STATED EXERCISE:
Retype all the entries word for word, but omit the pictures.

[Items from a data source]
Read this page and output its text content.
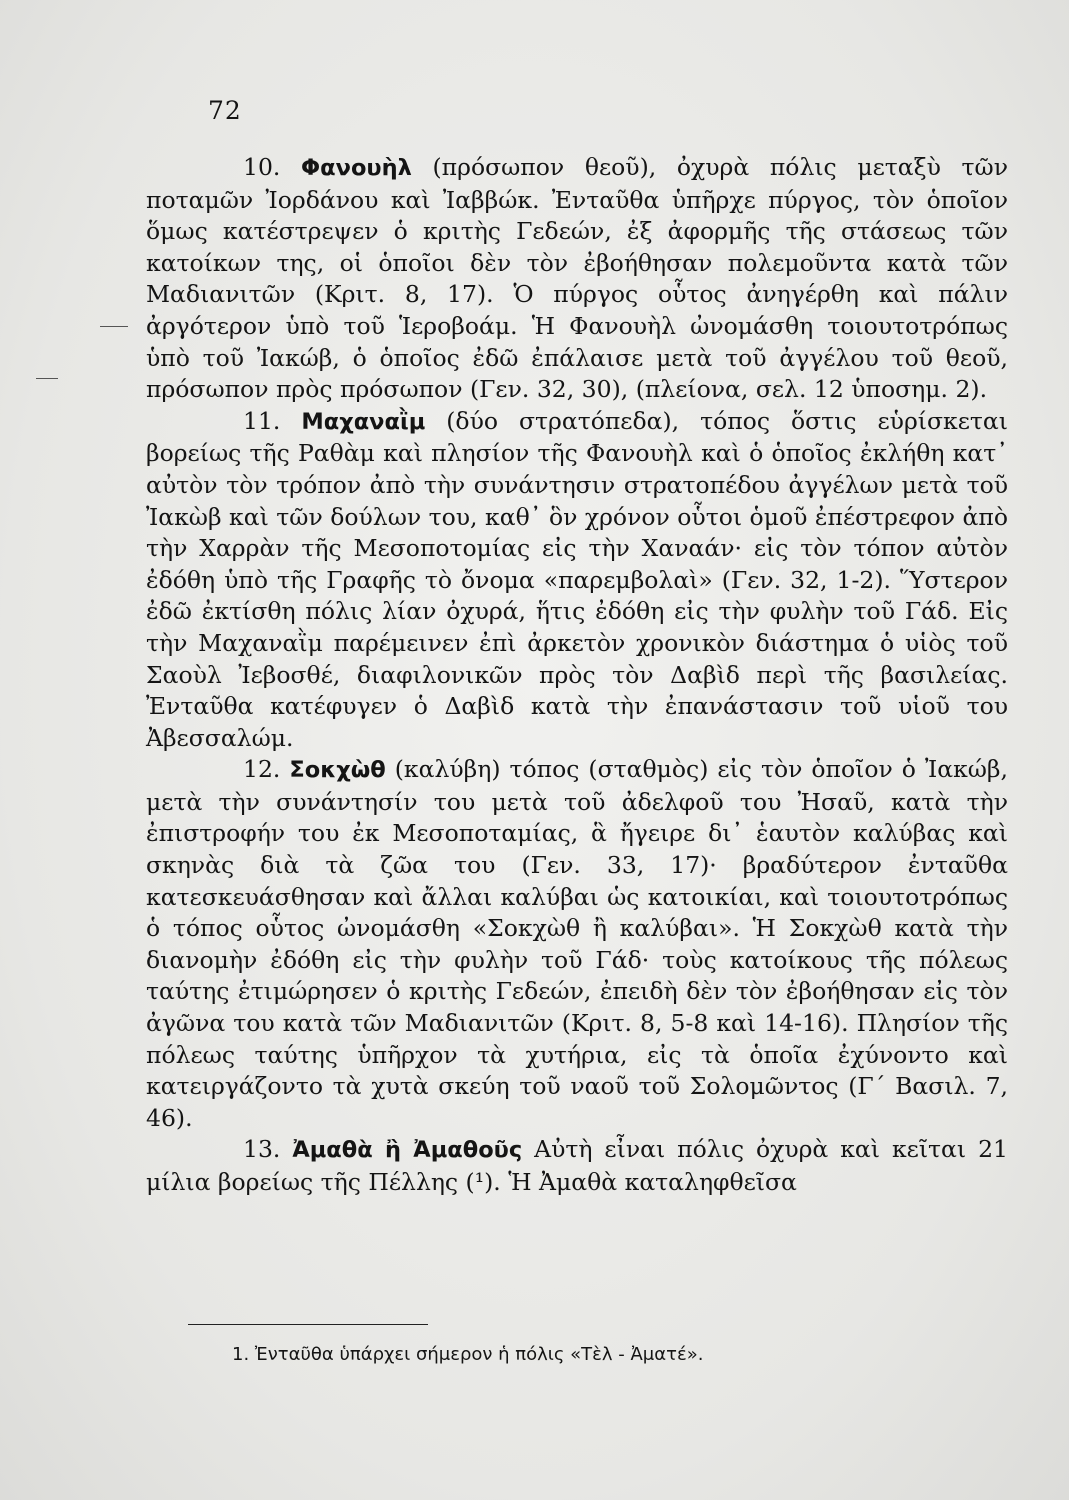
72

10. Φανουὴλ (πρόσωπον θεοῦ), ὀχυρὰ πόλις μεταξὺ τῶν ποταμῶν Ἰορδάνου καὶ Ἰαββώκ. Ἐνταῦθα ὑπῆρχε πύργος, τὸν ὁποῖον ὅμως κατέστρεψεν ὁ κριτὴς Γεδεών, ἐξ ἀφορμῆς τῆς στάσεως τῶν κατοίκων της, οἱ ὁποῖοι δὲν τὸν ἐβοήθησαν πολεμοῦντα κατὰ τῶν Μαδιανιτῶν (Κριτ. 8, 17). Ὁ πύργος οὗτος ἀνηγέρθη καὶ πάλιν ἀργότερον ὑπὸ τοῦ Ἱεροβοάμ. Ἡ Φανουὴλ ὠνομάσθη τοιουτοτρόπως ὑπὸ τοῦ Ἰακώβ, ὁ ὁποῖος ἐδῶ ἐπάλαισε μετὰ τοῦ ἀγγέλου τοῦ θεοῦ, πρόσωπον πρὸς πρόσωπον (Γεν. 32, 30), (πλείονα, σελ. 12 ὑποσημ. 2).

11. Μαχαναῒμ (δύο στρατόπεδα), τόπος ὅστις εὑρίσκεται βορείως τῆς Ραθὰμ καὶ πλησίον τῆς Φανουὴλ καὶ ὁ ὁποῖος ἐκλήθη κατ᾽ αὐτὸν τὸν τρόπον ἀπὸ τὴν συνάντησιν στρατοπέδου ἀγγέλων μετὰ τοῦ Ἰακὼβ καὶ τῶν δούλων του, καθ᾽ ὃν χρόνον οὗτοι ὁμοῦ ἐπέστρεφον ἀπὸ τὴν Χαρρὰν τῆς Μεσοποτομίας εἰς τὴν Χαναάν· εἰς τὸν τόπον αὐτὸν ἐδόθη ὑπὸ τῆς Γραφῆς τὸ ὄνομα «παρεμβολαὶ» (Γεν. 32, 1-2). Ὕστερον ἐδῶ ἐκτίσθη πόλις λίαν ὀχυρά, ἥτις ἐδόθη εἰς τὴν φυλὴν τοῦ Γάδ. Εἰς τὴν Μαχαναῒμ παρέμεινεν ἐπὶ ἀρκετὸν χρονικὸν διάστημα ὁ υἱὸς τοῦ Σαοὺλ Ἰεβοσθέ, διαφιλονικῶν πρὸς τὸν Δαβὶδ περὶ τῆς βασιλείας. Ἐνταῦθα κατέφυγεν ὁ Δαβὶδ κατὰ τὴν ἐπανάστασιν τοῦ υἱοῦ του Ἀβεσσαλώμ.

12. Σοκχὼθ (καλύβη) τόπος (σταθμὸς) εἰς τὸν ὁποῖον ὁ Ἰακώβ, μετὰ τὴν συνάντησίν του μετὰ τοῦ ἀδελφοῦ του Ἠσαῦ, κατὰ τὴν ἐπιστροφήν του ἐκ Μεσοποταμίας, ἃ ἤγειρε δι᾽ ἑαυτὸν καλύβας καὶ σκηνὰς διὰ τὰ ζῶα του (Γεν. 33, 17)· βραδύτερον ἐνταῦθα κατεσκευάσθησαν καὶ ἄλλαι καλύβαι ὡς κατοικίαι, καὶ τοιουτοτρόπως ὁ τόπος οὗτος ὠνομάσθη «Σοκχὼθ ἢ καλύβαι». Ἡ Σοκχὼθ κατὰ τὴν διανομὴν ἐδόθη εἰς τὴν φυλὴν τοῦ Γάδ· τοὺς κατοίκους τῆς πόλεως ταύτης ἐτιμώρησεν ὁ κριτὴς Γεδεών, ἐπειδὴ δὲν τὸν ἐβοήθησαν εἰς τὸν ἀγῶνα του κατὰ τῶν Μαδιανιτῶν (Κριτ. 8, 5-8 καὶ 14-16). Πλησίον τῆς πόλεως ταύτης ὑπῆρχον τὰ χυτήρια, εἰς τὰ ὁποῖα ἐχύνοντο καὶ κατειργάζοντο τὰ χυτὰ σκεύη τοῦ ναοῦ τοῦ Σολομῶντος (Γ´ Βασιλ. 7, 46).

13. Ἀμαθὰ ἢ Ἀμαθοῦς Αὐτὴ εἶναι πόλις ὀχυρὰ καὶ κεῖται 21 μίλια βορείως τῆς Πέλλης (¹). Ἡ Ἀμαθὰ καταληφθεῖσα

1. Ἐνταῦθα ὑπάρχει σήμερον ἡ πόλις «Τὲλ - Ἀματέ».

RESPONSE:
Read this page and output its text content.
72

10. Φανουὴλ (πρόσωπον θεοῦ), ὀχυρὰ πόλις μεταξὺ τῶν ποταμῶν Ἰορδάνου καὶ Ἰαββώκ. Ἐνταῦθα ὑπῆρχε πύργος, τὸν ὁποῖον ὅμως κατέστρεψεν ὁ κριτὴς Γεδεών, ἐξ ἀφορμῆς τῆς στάσεως τῶν κατοίκων της, οἱ ὁποῖοι δὲν τὸν ἐβοήθησαν πολεμοῦντα κατὰ τῶν Μαδιανιτῶν (Κριτ. 8, 17). Ὁ πύργος οὗτος ἀνηγέρθη καὶ πάλιν ἀργότερον ὑπὸ τοῦ Ἱεροβοάμ. Ἡ Φανουὴλ ὠνομάσθη τοιουτοτρόπως ὑπὸ τοῦ Ἰακώβ, ὁ ὁποῖος ἐδῶ ἐπάλαισε μετὰ τοῦ ἀγγέλου τοῦ θεοῦ, πρόσωπον πρὸς πρόσωπον (Γεν. 32, 30), (πλείονα, σελ. 12 ὑποσημ. 2).

11. Μαχαναῒμ (δύο στρατόπεδα), τόπος ὅστις εὑρίσκεται βορείως τῆς Ραθὰμ καὶ πλησίον τῆς Φανουὴλ καὶ ὁ ὁποῖος ἐκλήθη κατ᾽ αὐτὸν τὸν τρόπον ἀπὸ τὴν συνάντησιν στρατοπέδου ἀγγέλων μετὰ τοῦ Ἰακὼβ καὶ τῶν δούλων του, καθ᾽ ὃν χρόνον οὗτοι ὁμοῦ ἐπέστρεφον ἀπὸ τὴν Χαρρὰν τῆς Μεσοποτομίας εἰς τὴν Χαναάν· εἰς τὸν τόπον αὐτὸν ἐδόθη ὑπὸ τῆς Γραφῆς τὸ ὄνομα «παρεμβολαὶ» (Γεν. 32, 1-2). Ὕστερον ἐδῶ ἐκτίσθη πόλις λίαν ὀχυρά, ἥτις ἐδόθη εἰς τὴν φυλὴν τοῦ Γάδ. Εἰς τὴν Μαχαναῒμ παρέμεινεν ἐπὶ ἀρκετὸν χρονικὸν διάστημα ὁ υἱὸς τοῦ Σαοὺλ Ἰεβοσθέ, διαφιλονικῶν πρὸς τὸν Δαβὶδ περὶ τῆς βασιλείας. Ἐνταῦθα κατέφυγεν ὁ Δαβὶδ κατὰ τὴν ἐπανάστασιν τοῦ υἱοῦ του Ἀβεσσαλώμ.

12. Σοκχὼθ (καλύβη) τόπος (σταθμὸς) εἰς τὸν ὁποῖον ὁ Ἰακώβ, μετὰ τὴν συνάντησίν του μετὰ τοῦ ἀδελφοῦ του Ἠσαῦ, κατὰ τὴν ἐπιστροφήν του ἐκ Μεσοποταμίας, ἃ ἤγειρε δι᾽ ἑαυτὸν καλύβας καὶ σκηνὰς διὰ τὰ ζῶα του (Γεν. 33, 17)· βραδύτερον ἐνταῦθα κατεσκευάσθησαν καὶ ἄλλαι καλύβαι ὡς κατοικίαι, καὶ τοιουτοτρόπως ὁ τόπος οὗτος ὠνομάσθη «Σοκχὼθ ἢ καλύβαι». Ἡ Σοκχὼθ κατὰ τὴν διανομὴν ἐδόθη εἰς τὴν φυλὴν τοῦ Γάδ· τοὺς κατοίκους τῆς πόλεως ταύτης ἐτιμώρησεν ὁ κριτὴς Γεδεών, ἐπειδὴ δὲν τὸν ἐβοήθησαν εἰς τὸν ἀγῶνα του κατὰ τῶν Μαδιανιτῶν (Κριτ. 8, 5-8 καὶ 14-16). Πλησίον τῆς πόλεως ταύτης ὑπῆρχον τὰ χυτήρια, εἰς τὰ ὁποῖα ἐχύνοντο καὶ κατειργάζοντο τὰ χυτὰ σκεύη τοῦ ναοῦ τοῦ Σολομῶντος (Γ´ Βασιλ. 7, 46).

13. Ἀμαθὰ ἢ Ἀμαθοῦς Αὐτὴ εἶναι πόλις ὀχυρὰ καὶ κεῖται 21 μίλια βορείως τῆς Πέλλης (¹). Ἡ Ἀμαθὰ καταληφθεῖσα

1. Ἐνταῦθα ὑπάρχει σήμερον ἡ πόλις «Τὲλ - Ἀματέ».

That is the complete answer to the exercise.